• [WHAT NEEDS TO BE DONE]
Copy all lines holding the word "subtitle" from the entries.
:: DATA LINES
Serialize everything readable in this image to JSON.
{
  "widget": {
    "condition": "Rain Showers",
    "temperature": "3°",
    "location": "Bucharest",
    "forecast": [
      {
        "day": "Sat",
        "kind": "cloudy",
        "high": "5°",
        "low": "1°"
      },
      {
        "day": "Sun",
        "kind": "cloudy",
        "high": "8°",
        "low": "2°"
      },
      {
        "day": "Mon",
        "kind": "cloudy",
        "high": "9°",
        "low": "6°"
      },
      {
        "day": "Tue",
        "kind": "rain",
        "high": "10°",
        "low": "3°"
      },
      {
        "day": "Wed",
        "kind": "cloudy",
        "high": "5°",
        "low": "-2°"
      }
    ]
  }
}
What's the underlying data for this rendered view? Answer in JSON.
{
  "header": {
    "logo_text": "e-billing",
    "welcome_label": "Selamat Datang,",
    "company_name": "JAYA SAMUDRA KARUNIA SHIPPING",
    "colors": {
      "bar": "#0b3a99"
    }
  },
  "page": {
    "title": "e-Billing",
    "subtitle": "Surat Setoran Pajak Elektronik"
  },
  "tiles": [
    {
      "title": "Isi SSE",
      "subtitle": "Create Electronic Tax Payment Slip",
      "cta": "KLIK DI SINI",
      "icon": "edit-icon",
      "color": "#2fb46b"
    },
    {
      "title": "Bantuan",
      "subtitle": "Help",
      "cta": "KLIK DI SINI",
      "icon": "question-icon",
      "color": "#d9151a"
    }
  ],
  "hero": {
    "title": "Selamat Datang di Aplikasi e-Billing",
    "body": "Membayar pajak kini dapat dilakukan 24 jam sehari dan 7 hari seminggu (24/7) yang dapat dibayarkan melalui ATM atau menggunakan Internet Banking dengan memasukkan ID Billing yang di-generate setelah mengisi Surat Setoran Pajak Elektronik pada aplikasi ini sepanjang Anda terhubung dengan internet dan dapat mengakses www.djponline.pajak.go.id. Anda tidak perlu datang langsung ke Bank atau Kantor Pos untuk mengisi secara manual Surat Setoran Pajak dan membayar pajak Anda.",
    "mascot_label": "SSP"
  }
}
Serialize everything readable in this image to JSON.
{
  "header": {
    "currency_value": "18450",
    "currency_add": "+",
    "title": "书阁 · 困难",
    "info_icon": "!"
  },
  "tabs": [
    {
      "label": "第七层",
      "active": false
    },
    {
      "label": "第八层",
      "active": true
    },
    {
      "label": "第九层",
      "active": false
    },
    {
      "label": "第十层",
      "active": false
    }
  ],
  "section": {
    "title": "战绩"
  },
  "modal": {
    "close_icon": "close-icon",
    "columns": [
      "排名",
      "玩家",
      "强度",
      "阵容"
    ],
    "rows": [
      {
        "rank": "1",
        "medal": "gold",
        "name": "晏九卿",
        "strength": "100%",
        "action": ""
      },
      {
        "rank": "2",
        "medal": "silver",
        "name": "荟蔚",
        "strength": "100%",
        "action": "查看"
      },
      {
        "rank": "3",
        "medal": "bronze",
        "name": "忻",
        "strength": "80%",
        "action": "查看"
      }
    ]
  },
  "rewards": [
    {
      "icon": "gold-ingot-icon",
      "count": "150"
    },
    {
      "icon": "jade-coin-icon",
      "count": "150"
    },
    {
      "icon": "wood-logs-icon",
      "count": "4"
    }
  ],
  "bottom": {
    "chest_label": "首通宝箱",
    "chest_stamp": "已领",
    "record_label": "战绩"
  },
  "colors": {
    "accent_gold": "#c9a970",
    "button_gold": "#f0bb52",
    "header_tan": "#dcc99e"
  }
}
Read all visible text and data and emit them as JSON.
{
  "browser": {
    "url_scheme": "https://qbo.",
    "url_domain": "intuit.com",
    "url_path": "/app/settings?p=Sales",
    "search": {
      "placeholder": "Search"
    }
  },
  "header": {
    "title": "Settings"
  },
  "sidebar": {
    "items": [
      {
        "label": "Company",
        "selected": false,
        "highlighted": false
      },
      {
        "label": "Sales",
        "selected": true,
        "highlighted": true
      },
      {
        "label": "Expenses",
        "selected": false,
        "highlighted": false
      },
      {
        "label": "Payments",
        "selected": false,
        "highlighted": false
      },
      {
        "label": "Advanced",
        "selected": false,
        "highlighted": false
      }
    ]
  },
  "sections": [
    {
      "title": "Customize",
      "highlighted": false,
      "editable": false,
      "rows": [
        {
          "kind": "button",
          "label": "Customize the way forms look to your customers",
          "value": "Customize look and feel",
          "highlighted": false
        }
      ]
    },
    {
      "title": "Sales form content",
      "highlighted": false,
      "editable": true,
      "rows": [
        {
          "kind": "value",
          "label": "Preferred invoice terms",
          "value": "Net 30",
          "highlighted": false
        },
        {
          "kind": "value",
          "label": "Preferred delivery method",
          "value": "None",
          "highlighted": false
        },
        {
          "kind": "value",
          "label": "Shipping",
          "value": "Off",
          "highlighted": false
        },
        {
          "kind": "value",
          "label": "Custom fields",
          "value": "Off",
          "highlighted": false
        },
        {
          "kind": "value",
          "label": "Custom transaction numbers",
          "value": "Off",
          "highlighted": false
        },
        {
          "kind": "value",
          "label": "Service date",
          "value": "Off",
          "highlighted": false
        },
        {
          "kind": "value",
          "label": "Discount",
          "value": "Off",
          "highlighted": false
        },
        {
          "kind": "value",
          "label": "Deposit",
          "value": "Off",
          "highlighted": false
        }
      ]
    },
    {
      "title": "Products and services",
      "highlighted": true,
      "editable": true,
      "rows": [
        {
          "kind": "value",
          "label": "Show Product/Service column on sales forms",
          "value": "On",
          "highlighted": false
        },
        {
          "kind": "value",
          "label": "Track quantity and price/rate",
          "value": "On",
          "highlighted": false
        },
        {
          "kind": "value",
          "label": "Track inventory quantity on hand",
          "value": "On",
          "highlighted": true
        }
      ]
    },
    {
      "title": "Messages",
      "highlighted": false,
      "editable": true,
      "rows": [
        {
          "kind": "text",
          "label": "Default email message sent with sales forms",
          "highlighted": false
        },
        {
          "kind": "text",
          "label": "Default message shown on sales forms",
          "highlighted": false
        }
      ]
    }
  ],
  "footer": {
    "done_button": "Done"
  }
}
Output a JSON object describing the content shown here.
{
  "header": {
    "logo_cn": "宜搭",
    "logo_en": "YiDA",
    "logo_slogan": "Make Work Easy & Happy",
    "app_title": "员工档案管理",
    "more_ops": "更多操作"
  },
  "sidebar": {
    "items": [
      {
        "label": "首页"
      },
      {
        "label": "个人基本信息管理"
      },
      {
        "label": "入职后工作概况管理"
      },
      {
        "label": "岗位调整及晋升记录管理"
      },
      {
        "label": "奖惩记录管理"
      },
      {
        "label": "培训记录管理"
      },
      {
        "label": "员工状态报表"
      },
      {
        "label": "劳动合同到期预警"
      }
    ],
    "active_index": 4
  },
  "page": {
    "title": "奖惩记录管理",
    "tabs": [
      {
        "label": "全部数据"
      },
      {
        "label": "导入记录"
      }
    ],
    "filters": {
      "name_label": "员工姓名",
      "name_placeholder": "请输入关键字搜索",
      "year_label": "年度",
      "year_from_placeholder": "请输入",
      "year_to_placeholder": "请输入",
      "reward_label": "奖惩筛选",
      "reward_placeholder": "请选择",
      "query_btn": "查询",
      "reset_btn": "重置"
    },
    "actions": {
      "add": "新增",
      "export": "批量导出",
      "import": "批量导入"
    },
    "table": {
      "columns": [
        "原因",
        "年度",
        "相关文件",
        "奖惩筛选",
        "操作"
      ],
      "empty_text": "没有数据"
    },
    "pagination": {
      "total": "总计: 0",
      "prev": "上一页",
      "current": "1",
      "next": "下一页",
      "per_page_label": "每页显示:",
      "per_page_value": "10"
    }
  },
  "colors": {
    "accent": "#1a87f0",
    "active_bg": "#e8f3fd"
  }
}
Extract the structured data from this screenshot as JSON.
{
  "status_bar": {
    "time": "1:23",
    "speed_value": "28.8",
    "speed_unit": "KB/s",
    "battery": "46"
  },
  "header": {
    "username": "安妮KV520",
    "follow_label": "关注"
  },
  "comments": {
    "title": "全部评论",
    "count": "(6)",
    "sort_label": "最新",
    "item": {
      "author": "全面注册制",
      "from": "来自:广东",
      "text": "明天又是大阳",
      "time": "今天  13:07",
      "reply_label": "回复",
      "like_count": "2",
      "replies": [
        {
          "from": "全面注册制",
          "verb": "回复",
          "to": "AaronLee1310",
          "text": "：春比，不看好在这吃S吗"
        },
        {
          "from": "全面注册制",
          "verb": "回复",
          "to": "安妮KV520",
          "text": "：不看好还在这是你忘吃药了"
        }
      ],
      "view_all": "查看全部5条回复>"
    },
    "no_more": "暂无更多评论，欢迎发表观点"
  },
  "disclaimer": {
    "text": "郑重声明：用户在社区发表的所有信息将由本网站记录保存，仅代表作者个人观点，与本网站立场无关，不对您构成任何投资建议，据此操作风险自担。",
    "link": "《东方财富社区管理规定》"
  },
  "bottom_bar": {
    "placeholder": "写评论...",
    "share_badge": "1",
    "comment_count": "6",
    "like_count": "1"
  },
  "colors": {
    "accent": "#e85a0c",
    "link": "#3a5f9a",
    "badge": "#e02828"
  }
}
::::
• [ANSWER BELOW]
    "subtitle": "Surat Setoran Pajak Elektronik"
      "subtitle": "Create Electronic Tax Payment Slip",
      "subtitle": "Help",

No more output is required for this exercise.